* **TASK BRIEF**
Each record below is to be copied word for word, with pictures removed.

Saved data entries
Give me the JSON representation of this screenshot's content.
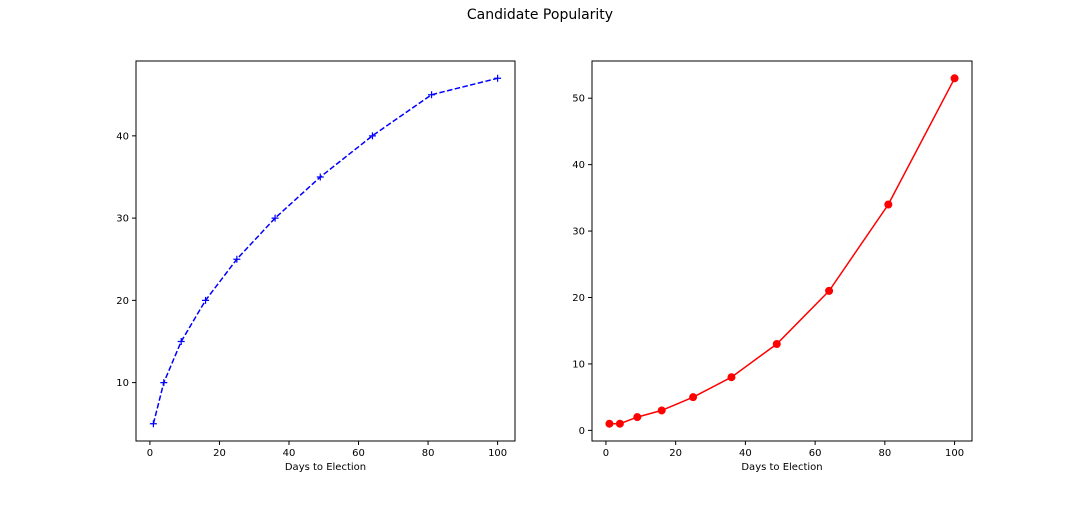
{
  "figure": {
    "title": "Candidate Popularity"
  },
  "chart_data": [
    {
      "type": "line",
      "xlabel": "Days to Election",
      "ylabel": "",
      "xlim": [
        -4,
        105
      ],
      "ylim": [
        2.9,
        49.1
      ],
      "xticks": [
        0,
        20,
        40,
        60,
        80,
        100
      ],
      "yticks": [
        10,
        20,
        30,
        40
      ],
      "grid": false,
      "series": [
        {
          "x": [
            1,
            4,
            9,
            16,
            25,
            36,
            49,
            64,
            81,
            100
          ],
          "values": [
            5,
            10,
            15,
            20,
            25,
            30,
            35,
            40,
            45,
            47
          ],
          "color": "#0000ff",
          "line_style": "dashed",
          "marker": "plus"
        }
      ]
    },
    {
      "type": "line",
      "xlabel": "Days to Election",
      "ylabel": "",
      "xlim": [
        -4,
        105
      ],
      "ylim": [
        -1.6,
        55.6
      ],
      "xticks": [
        0,
        20,
        40,
        60,
        80,
        100
      ],
      "yticks": [
        0,
        10,
        20,
        30,
        40,
        50
      ],
      "grid": false,
      "series": [
        {
          "x": [
            1,
            4,
            9,
            16,
            25,
            36,
            49,
            64,
            81,
            100
          ],
          "values": [
            1,
            1,
            2,
            3,
            5,
            8,
            13,
            21,
            34,
            53
          ],
          "color": "#ff0000",
          "line_style": "solid",
          "marker": "circle"
        }
      ]
    }
  ]
}
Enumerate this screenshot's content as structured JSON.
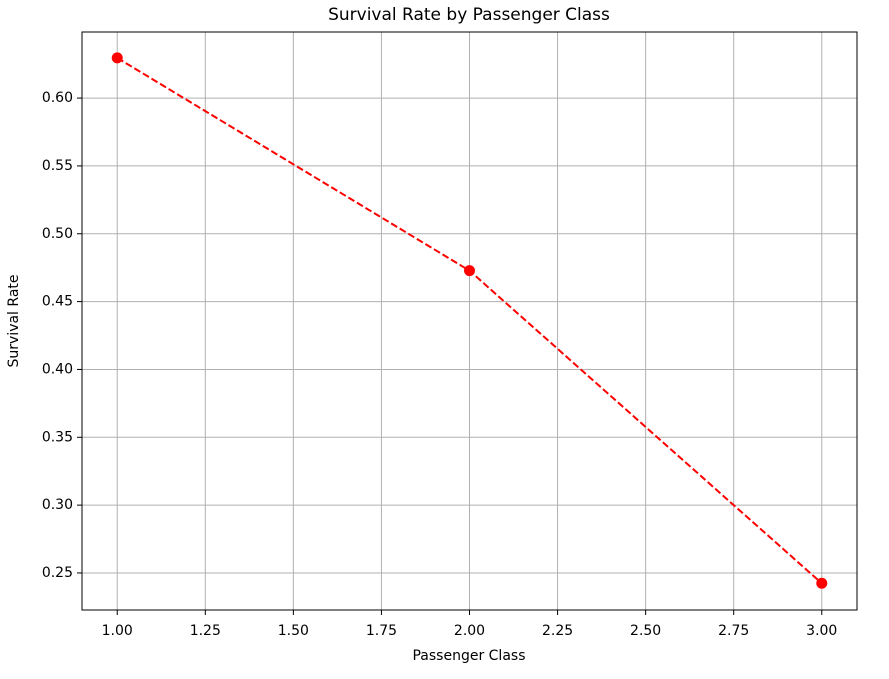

* **RESULT OF THE TASK**
Give me the JSON representation of this screenshot's content.
{
  "figure": {
    "title": "Candidate Popularity"
  },
  "chart_data": [
    {
      "type": "line",
      "xlabel": "Days to Election",
      "ylabel": "",
      "xlim": [
        -4,
        105
      ],
      "ylim": [
        2.9,
        49.1
      ],
      "xticks": [
        0,
        20,
        40,
        60,
        80,
        100
      ],
      "yticks": [
        10,
        20,
        30,
        40
      ],
      "grid": false,
      "series": [
        {
          "x": [
            1,
            4,
            9,
            16,
            25,
            36,
            49,
            64,
            81,
            100
          ],
          "values": [
            5,
            10,
            15,
            20,
            25,
            30,
            35,
            40,
            45,
            47
          ],
          "color": "#0000ff",
          "line_style": "dashed",
          "marker": "plus"
        }
      ]
    },
    {
      "type": "line",
      "xlabel": "Days to Election",
      "ylabel": "",
      "xlim": [
        -4,
        105
      ],
      "ylim": [
        -1.6,
        55.6
      ],
      "xticks": [
        0,
        20,
        40,
        60,
        80,
        100
      ],
      "yticks": [
        0,
        10,
        20,
        30,
        40,
        50
      ],
      "grid": false,
      "series": [
        {
          "x": [
            1,
            4,
            9,
            16,
            25,
            36,
            49,
            64,
            81,
            100
          ],
          "values": [
            1,
            1,
            2,
            3,
            5,
            8,
            13,
            21,
            34,
            53
          ],
          "color": "#ff0000",
          "line_style": "solid",
          "marker": "circle"
        }
      ]
    }
  ]
}
Enumerate this screenshot's content as structured JSON.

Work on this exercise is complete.